** begin Exercise material **

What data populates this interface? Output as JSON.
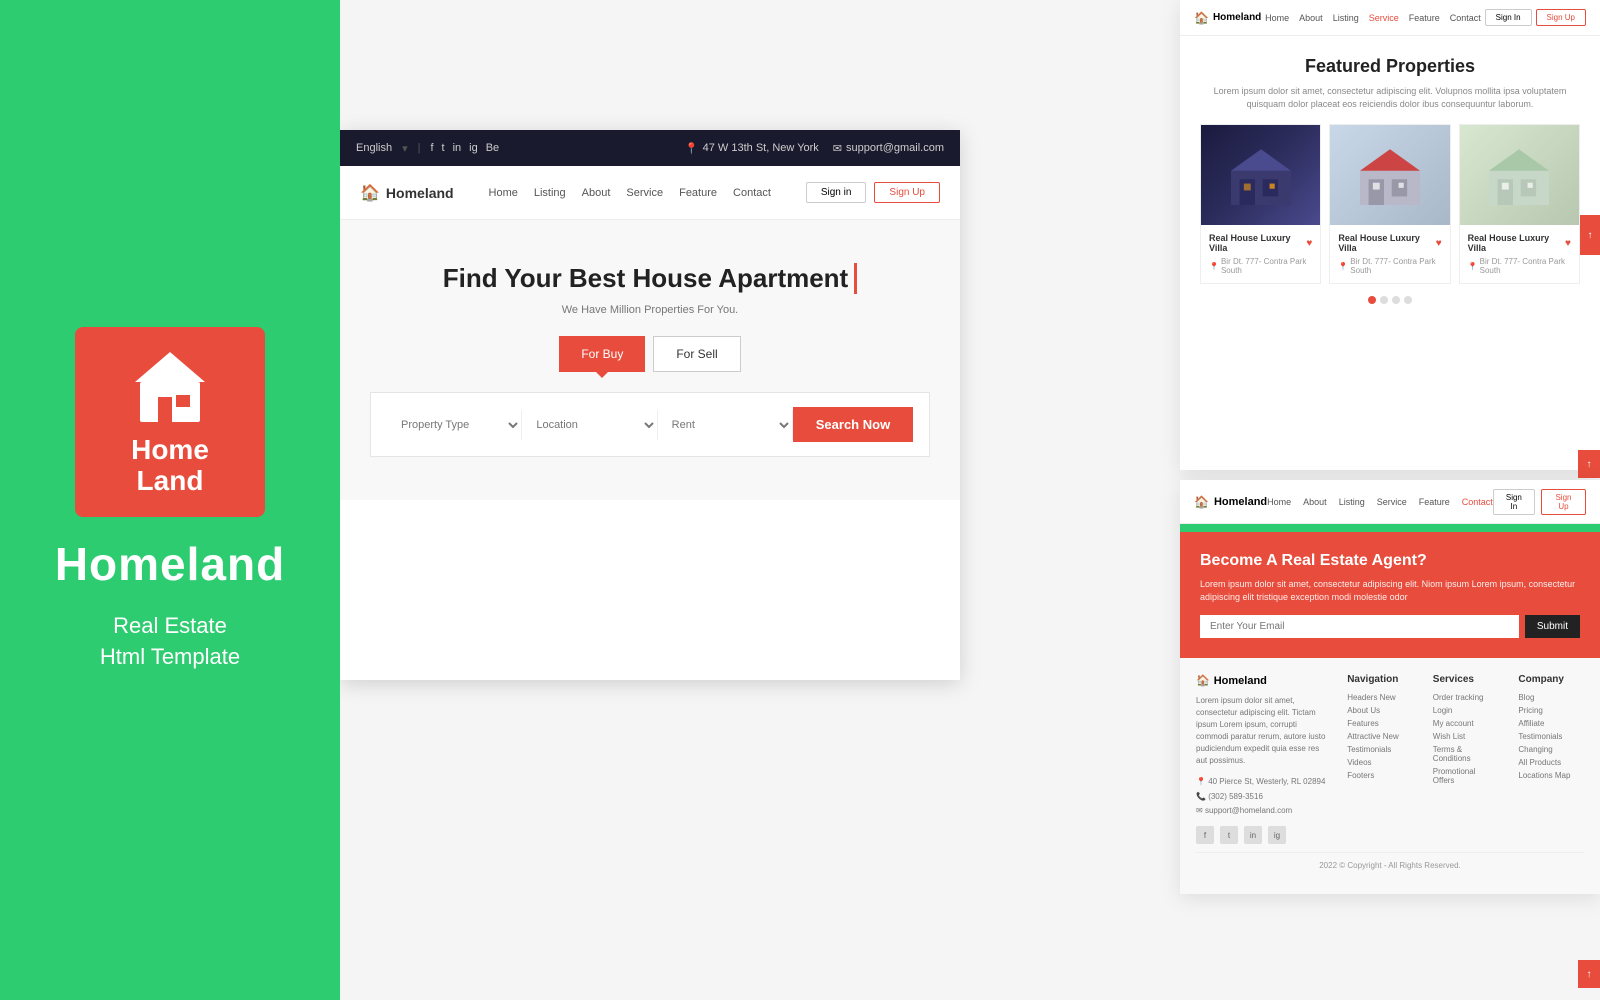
{
  "left_panel": {
    "logo_text_line1": "Home",
    "logo_text_line2": "Land",
    "brand_name": "Homeland",
    "subtitle_line1": "Real Estate",
    "subtitle_line2": "Html Template"
  },
  "topbar": {
    "language": "English",
    "social_icons": [
      "f",
      "t",
      "in",
      "ig",
      "be"
    ],
    "address": "47 W 13th St, New York",
    "email": "support@gmail.com"
  },
  "navbar": {
    "logo_text": "Homeland",
    "links": [
      "Home",
      "Listing",
      "About",
      "Service",
      "Feature",
      "Contact"
    ],
    "btn_signin": "Sign in",
    "btn_signup": "Sign Up"
  },
  "hero": {
    "title": "Find Your Best House Apartment",
    "subtitle": "We Have Million Properties For You.",
    "btn_buy": "For Buy",
    "btn_sell": "For Sell"
  },
  "search": {
    "property_type_label": "Property Type",
    "location_label": "Location",
    "rent_label": "Rent",
    "btn_label": "Search Now"
  },
  "featured": {
    "section_title": "Featured Properties",
    "description": "Lorem ipsum dolor sit amet, consectetur adipiscing elit. Volupnos mollita ipsa voluptatem quisquam dolor placeat eos reiciendis dolor ibus consequuntur laborum.",
    "properties": [
      {
        "name": "Real House Luxury Villa",
        "location": "Bir Dt. 777- Contra Park South"
      },
      {
        "name": "Real House Luxury Villa",
        "location": "Bir Dt. 777- Contra Park South"
      },
      {
        "name": "Real House Luxury Villa",
        "location": "Bir Dt. 777- Contra Park South"
      }
    ]
  },
  "agent": {
    "title": "Become A Real Estate Agent?",
    "description": "Lorem ipsum dolor sit amet, consectetur adipiscing elit. Niom ipsum Lorem ipsum, consectetur adipiscing elit tristique exception modi molestie odor",
    "email_placeholder": "Enter Your Email",
    "btn_submit": "Submit"
  },
  "footer": {
    "brand": "Homeland",
    "brand_desc": "Lorem ipsum dolor sit amet, consectetur adipiscing elit. Tictam ipsum Lorem ipsum, corrupti commodi paratur rerum, autore iusto pudiciendum expedit quia esse res aut possimus.",
    "address": "40 Pierce St, Westerly, RL 02894",
    "phone": "(302) 589-3516",
    "email": "support@homeland.com",
    "nav_col": {
      "title": "Navigation",
      "links": [
        "Headers New",
        "About Us",
        "Features",
        "Attractive New",
        "Testimonials",
        "Videos",
        "Footers"
      ]
    },
    "services_col": {
      "title": "Services",
      "links": [
        "Order tracking",
        "Login",
        "My account",
        "Wish List",
        "Terms & Conditions",
        "Promotional Offers"
      ]
    },
    "company_col": {
      "title": "Company",
      "links": [
        "Blog",
        "Pricing",
        "Affiliate",
        "Testimonials",
        "Changing",
        "All Products",
        "Locations Map"
      ]
    },
    "copyright": "2022 © Copyright - All Rights Reserved."
  },
  "featured_nav": {
    "logo": "Homeland",
    "links": [
      "Home",
      "About",
      "Listing",
      "Service",
      "Feature",
      "Contact"
    ],
    "btn_signin": "Sign In",
    "btn_signup": "Sign Up",
    "active_link": "Service"
  },
  "bottom_nav": {
    "logo": "Homeland",
    "links": [
      "Home",
      "About",
      "Listing",
      "Service",
      "Feature",
      "Contact"
    ],
    "btn_signin": "Sign In",
    "btn_signup": "Sign Up",
    "active_link": "Contact"
  }
}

** end Exercise material **

◆ **Directions for this task**:
Any pictures should be dropped; transcribe the rest of the records above exactly.

◆ **Answer in full**:
What data populates this interface? Output as JSON.
{
  "left_panel": {
    "logo_text_line1": "Home",
    "logo_text_line2": "Land",
    "brand_name": "Homeland",
    "subtitle_line1": "Real Estate",
    "subtitle_line2": "Html Template"
  },
  "topbar": {
    "language": "English",
    "social_icons": [
      "f",
      "t",
      "in",
      "ig",
      "be"
    ],
    "address": "47 W 13th St, New York",
    "email": "support@gmail.com"
  },
  "navbar": {
    "logo_text": "Homeland",
    "links": [
      "Home",
      "Listing",
      "About",
      "Service",
      "Feature",
      "Contact"
    ],
    "btn_signin": "Sign in",
    "btn_signup": "Sign Up"
  },
  "hero": {
    "title": "Find Your Best House Apartment",
    "subtitle": "We Have Million Properties For You.",
    "btn_buy": "For Buy",
    "btn_sell": "For Sell"
  },
  "search": {
    "property_type_label": "Property Type",
    "location_label": "Location",
    "rent_label": "Rent",
    "btn_label": "Search Now"
  },
  "featured": {
    "section_title": "Featured Properties",
    "description": "Lorem ipsum dolor sit amet, consectetur adipiscing elit. Volupnos mollita ipsa voluptatem quisquam dolor placeat eos reiciendis dolor ibus consequuntur laborum.",
    "properties": [
      {
        "name": "Real House Luxury Villa",
        "location": "Bir Dt. 777- Contra Park South"
      },
      {
        "name": "Real House Luxury Villa",
        "location": "Bir Dt. 777- Contra Park South"
      },
      {
        "name": "Real House Luxury Villa",
        "location": "Bir Dt. 777- Contra Park South"
      }
    ]
  },
  "agent": {
    "title": "Become A Real Estate Agent?",
    "description": "Lorem ipsum dolor sit amet, consectetur adipiscing elit. Niom ipsum Lorem ipsum, consectetur adipiscing elit tristique exception modi molestie odor",
    "email_placeholder": "Enter Your Email",
    "btn_submit": "Submit"
  },
  "footer": {
    "brand": "Homeland",
    "brand_desc": "Lorem ipsum dolor sit amet, consectetur adipiscing elit. Tictam ipsum Lorem ipsum, corrupti commodi paratur rerum, autore iusto pudiciendum expedit quia esse res aut possimus.",
    "address": "40 Pierce St, Westerly, RL 02894",
    "phone": "(302) 589-3516",
    "email": "support@homeland.com",
    "nav_col": {
      "title": "Navigation",
      "links": [
        "Headers New",
        "About Us",
        "Features",
        "Attractive New",
        "Testimonials",
        "Videos",
        "Footers"
      ]
    },
    "services_col": {
      "title": "Services",
      "links": [
        "Order tracking",
        "Login",
        "My account",
        "Wish List",
        "Terms & Conditions",
        "Promotional Offers"
      ]
    },
    "company_col": {
      "title": "Company",
      "links": [
        "Blog",
        "Pricing",
        "Affiliate",
        "Testimonials",
        "Changing",
        "All Products",
        "Locations Map"
      ]
    },
    "copyright": "2022 © Copyright - All Rights Reserved."
  },
  "featured_nav": {
    "logo": "Homeland",
    "links": [
      "Home",
      "About",
      "Listing",
      "Service",
      "Feature",
      "Contact"
    ],
    "btn_signin": "Sign In",
    "btn_signup": "Sign Up",
    "active_link": "Service"
  },
  "bottom_nav": {
    "logo": "Homeland",
    "links": [
      "Home",
      "About",
      "Listing",
      "Service",
      "Feature",
      "Contact"
    ],
    "btn_signin": "Sign In",
    "btn_signup": "Sign Up",
    "active_link": "Contact"
  }
}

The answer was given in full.